TEXTO DE LEITURA:
=-=-=-=-=
Nesta quinta-feira (17/10), cinco meses depois do crime, o Fórum Criminal da Barra Funda recebeu a terceira audiência do caso, na chamada fase de instrução, que foi realizada a portas fechadas para a imprensa. As testemunhas apareceram, foram ouvidas e uma nova audiência será marcada. Ela, agora, tem a expectativa de que o caso de Larissa vá a júri popular em 2020. O réu, Jonatas, permanecerá preso até o julgamento. Uma hora antes da audiência, que estava marcada para as 15h, a Ponte conversou com a família de Larissa.
Desde a morte de Larissa, os dias de Rosângela não são mais os mesmos. Não existem mais as mensagens de “bom dia” e “boa noite”, não existem mais os dez telefonemas diários, não existem mais as mensagens avisando que iria sair e as mensagens avisando que havia chegado em casa. “É uma coisa muito dolorosa para mim. Hoje, como é o dia, é como se eu tivesse com um vazio por dentro”, conta.
=-=-=-=-=
LISTAGEM APRESENTADA:
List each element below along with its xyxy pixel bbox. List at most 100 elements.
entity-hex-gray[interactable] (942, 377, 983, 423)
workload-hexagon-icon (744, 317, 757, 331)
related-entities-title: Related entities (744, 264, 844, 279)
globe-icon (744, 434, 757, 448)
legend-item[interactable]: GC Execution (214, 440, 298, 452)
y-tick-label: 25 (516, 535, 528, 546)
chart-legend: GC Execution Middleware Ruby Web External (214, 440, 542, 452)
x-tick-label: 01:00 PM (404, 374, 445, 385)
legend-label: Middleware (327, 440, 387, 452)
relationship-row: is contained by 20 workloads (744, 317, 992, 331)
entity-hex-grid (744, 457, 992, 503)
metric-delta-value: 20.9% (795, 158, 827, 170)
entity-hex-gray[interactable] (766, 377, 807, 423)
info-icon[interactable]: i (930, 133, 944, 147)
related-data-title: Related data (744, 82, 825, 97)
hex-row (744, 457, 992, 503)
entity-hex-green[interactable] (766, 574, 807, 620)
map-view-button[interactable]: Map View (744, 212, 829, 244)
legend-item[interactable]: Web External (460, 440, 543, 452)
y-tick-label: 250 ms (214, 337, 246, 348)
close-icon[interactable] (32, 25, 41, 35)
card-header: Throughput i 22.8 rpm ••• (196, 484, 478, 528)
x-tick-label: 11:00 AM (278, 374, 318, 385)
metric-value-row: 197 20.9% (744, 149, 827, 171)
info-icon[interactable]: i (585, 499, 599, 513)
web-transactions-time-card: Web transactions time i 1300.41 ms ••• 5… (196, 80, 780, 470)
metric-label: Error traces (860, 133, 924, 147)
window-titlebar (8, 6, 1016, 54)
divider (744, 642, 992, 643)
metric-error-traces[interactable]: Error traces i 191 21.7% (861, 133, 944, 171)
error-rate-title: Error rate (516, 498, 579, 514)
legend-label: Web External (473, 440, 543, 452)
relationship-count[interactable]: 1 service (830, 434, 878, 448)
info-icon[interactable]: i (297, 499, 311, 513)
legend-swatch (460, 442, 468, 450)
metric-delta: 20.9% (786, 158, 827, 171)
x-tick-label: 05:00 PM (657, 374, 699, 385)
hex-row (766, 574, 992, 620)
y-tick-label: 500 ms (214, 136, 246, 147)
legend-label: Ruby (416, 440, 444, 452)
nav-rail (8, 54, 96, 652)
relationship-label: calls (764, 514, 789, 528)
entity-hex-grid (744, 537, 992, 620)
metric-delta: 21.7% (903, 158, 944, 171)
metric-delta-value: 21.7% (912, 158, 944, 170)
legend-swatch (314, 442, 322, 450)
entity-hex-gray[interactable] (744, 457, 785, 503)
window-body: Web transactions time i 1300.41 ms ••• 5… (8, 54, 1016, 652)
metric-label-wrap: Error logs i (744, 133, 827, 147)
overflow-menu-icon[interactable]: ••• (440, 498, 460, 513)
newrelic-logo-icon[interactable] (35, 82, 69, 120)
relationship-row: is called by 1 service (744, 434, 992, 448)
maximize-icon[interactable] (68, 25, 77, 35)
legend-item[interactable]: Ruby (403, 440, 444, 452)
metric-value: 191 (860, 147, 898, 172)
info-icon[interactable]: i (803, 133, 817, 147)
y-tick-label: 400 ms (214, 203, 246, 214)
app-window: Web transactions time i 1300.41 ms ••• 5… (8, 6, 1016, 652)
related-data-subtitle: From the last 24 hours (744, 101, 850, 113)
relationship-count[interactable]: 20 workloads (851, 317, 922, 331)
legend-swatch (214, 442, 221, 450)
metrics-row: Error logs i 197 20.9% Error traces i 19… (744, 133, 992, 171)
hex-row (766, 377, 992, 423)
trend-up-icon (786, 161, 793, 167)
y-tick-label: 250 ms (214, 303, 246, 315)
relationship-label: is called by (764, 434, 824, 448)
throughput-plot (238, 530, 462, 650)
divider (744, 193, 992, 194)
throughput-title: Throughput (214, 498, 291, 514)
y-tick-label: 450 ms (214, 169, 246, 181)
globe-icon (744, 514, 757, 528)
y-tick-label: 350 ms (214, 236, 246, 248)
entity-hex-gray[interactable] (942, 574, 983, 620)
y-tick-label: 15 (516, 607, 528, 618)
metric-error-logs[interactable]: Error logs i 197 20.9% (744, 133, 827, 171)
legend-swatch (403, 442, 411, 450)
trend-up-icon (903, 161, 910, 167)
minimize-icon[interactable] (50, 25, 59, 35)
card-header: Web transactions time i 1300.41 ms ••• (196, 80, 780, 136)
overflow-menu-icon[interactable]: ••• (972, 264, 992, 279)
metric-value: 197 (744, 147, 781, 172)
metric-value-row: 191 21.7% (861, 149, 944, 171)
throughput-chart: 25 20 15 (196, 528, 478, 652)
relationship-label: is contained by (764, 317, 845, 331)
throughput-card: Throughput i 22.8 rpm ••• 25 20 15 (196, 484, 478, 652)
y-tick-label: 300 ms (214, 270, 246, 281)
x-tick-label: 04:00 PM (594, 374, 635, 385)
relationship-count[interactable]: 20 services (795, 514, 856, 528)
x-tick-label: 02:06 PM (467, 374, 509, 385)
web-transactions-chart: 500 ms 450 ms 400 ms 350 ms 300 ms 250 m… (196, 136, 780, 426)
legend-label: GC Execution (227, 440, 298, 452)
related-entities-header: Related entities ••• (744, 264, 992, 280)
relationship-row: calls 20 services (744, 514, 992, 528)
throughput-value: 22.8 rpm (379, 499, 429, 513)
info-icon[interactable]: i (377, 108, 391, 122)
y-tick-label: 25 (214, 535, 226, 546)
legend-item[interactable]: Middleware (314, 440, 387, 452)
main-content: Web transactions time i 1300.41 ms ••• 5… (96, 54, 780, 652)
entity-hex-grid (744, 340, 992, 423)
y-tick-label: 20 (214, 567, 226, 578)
=-=-=-=-=
EXERCÍCIO 1:
De acordo com o texto sobre o caso de Larissa, até quando o réu Jonatas permanecerá preso?
EXERCÍCIO 2:
Relacione tudo o que, segundo o texto sobre o caso de Larissa, deixou de existir nos dias de Rosângela desde a morte da filha.
EXERCÍCIO 3:
Prossiga o texto sobre o caso de Larissa a partir da última frase apresentada.

ESPAÇO DE RESPOSTA 1:
Até o julgamento.

ESPAÇO DE RESPOSTA 2:
As mensagens de "bom dia" e "boa noite"; os dez telefonemas diários; as mensagens avisando que iria sair; as mensagens avisando que havia chegado em casa.

ESPAÇO DE RESPOSTA 3:
Larissa morreu às vésperas do dia das mães e não teve a chance de realizar uma surpresa que havia planejado. “Antes do mês de maio, ela me disse que queria fazer uma viagem comigo. Ela disse que iríamos para Natal, que estava vendo as passagens. Duas semanas depois ela me perguntou se eu acharia ruim se não fôssemos para Natal. Em seguida, ela ligou para a Rosana e disse que esse ano não passaria o Dia das Mães com a gente porque estava preparando uma grande surpresa. Pra mim, quando o caixão chegou, era a grande surpresa. Depois eu soube que ela queria reunir a família para levar na basílica de Nossa Senhora Aparecida, que ela era devota”, conta Rosângela.
“Eu sinto que um pouco de mim foi junto com ela, me sinto muito para baixo, sinto que foi morrendo um pouco de mim. Às vezes quando eu estou só sinto como se estivessem jogando um ácido em mim, que me queima por dentro. A minha vida foi junto com ela. Eu tenho mais dois filhos, mas é totalmente diferente. Eu agradeço por ter eles, mas ela era uma pessoa que era… ali, todo o tempo”, continua.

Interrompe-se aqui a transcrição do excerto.